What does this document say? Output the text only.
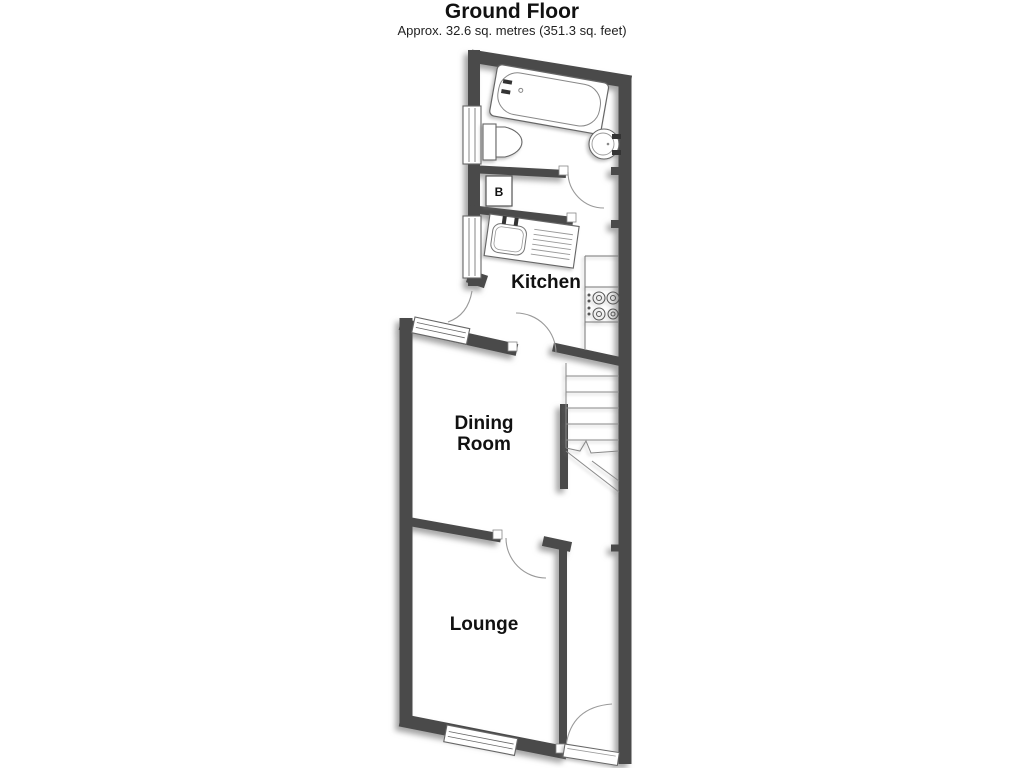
Ground Floor
Approx. 32.6 sq. metres (351.3 sq. feet)
B
Kitchen
Dining
Room
Lounge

YOUR TASK »
Repeat the material above word for word and skip every image in it.

EXERCISE SOLUTION »
What does this document say? Output the text only.
Ground Floor
Approx. 32.6 sq. metres (351.3 sq. feet)
B
Kitchen
Dining
Room
Lounge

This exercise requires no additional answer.